Problem: Your task is to copy every line of the records below that contains "Assay".

Dataset entries on figures

········

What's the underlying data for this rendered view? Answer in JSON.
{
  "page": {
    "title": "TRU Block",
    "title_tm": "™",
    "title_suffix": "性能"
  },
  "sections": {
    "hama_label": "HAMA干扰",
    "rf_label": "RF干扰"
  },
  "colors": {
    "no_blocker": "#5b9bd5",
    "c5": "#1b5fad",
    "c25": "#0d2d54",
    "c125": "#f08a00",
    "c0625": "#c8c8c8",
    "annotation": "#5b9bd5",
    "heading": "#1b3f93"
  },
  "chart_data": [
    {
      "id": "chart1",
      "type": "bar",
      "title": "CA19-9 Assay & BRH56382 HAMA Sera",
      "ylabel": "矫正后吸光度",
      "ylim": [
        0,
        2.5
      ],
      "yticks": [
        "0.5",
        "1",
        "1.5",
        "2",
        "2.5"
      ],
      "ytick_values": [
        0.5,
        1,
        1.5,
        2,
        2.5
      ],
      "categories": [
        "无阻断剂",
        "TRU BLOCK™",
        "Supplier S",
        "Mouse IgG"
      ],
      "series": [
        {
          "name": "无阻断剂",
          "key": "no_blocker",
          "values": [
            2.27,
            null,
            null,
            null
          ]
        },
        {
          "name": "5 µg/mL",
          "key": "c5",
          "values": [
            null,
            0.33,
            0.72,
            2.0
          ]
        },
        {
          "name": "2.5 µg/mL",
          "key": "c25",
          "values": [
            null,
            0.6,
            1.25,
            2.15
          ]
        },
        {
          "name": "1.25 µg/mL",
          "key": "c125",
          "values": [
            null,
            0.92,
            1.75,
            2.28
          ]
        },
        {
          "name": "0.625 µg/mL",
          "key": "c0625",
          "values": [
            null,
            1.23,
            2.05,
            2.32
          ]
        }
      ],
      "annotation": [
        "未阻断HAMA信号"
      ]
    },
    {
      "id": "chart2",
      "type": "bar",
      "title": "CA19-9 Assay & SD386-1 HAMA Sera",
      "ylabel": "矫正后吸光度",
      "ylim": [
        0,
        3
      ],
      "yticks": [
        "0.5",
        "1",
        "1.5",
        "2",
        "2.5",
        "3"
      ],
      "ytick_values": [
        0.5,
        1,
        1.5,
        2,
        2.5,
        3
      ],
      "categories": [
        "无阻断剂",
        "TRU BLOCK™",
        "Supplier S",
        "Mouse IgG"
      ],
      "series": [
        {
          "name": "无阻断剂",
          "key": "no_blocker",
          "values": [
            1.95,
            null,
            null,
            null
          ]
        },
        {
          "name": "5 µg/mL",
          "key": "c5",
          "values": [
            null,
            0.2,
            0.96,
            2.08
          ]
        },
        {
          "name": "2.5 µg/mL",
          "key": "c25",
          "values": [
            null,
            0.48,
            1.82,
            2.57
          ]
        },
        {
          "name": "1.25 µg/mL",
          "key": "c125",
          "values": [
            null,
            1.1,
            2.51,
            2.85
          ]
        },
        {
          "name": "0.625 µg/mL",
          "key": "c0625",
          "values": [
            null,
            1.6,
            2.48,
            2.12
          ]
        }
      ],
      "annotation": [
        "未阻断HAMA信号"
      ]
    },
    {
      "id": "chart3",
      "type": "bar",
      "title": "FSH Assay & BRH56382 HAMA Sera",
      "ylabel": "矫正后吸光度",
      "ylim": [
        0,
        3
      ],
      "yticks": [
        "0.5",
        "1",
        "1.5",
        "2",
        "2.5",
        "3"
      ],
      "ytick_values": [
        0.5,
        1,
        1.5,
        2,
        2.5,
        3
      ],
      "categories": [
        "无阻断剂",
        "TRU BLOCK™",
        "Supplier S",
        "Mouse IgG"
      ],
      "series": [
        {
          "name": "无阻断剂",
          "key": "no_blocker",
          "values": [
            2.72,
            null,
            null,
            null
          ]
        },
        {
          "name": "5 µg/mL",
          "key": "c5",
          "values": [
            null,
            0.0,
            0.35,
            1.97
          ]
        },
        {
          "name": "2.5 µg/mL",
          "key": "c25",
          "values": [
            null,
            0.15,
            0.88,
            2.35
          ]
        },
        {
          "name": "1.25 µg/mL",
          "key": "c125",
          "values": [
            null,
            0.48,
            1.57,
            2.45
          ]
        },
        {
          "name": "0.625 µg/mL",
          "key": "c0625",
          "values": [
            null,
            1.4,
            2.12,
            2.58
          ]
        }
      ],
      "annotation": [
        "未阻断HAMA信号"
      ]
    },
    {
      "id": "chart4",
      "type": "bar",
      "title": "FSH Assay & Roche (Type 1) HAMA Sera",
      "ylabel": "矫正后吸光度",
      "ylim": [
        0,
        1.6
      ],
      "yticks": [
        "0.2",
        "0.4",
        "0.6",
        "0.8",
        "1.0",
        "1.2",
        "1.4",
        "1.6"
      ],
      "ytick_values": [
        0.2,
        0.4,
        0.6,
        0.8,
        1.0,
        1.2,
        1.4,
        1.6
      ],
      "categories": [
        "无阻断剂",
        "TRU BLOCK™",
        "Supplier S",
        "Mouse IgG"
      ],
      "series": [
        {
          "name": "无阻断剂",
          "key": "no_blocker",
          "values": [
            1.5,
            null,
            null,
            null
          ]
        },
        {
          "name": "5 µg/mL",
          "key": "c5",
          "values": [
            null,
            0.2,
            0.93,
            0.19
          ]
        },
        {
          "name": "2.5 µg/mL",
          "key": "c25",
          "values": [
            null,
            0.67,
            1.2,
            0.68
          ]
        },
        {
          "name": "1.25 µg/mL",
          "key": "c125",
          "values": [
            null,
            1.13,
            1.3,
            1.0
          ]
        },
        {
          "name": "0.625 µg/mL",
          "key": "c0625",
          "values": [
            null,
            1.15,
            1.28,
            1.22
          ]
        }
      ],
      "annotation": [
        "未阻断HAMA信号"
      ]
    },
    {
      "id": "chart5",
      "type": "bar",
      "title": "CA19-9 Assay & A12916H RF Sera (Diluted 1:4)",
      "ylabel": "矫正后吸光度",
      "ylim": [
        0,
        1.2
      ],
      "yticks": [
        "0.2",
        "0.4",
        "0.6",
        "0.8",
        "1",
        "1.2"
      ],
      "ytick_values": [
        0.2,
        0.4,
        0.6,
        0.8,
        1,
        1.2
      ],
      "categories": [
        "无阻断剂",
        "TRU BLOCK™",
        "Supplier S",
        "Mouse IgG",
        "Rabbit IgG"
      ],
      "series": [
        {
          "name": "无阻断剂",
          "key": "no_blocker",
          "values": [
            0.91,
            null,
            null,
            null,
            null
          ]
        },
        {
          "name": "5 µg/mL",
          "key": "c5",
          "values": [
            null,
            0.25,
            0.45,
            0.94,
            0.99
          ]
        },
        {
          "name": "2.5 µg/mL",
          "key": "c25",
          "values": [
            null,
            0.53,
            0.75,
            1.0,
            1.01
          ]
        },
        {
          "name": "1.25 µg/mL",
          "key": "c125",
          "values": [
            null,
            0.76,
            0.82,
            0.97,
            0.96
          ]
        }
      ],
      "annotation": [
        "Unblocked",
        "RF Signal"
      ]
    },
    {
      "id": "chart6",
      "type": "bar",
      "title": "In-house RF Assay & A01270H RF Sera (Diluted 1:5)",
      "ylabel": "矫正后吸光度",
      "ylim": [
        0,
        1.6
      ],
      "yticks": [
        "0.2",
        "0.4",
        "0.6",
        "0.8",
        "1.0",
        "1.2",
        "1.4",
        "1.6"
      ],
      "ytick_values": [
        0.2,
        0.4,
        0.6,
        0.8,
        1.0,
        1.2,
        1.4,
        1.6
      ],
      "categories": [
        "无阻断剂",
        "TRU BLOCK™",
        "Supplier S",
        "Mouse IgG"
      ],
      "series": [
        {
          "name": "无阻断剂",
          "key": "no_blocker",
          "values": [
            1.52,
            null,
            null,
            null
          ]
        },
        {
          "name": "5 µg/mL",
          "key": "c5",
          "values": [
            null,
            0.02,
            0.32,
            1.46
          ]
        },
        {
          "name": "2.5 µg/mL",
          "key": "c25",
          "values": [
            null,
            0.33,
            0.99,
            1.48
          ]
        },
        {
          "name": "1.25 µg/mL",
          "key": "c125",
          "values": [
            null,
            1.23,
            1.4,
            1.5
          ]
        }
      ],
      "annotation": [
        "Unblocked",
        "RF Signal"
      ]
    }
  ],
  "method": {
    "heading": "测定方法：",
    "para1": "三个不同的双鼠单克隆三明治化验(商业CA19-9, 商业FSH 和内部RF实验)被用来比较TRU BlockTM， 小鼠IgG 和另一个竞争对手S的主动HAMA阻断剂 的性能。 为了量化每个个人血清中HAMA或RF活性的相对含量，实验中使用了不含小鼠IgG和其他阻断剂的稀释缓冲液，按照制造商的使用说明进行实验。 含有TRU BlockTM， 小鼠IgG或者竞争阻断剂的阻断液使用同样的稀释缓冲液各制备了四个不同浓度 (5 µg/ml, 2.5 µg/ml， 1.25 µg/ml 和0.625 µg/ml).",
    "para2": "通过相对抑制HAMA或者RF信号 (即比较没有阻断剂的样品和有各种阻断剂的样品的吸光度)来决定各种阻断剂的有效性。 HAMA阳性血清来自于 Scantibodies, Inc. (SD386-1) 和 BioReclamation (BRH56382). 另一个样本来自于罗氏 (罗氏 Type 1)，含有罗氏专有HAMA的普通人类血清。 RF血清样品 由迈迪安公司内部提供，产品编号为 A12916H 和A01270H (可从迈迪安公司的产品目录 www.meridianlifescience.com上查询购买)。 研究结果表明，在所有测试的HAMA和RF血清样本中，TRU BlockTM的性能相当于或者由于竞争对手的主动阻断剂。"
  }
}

········

Completed exercise:
      "title": "CA19-9 Assay & BRH56382 HAMA Sera",
      "title": "CA19-9 Assay & SD386-1 HAMA Sera",
      "title": "FSH Assay & BRH56382 HAMA Sera",
      "title": "FSH Assay & Roche (Type 1) HAMA Sera",
      "title": "CA19-9 Assay & A12916H RF Sera (Diluted 1:4)",
      "title": "In-house RF Assay & A01270H RF Sera (Diluted 1:5)",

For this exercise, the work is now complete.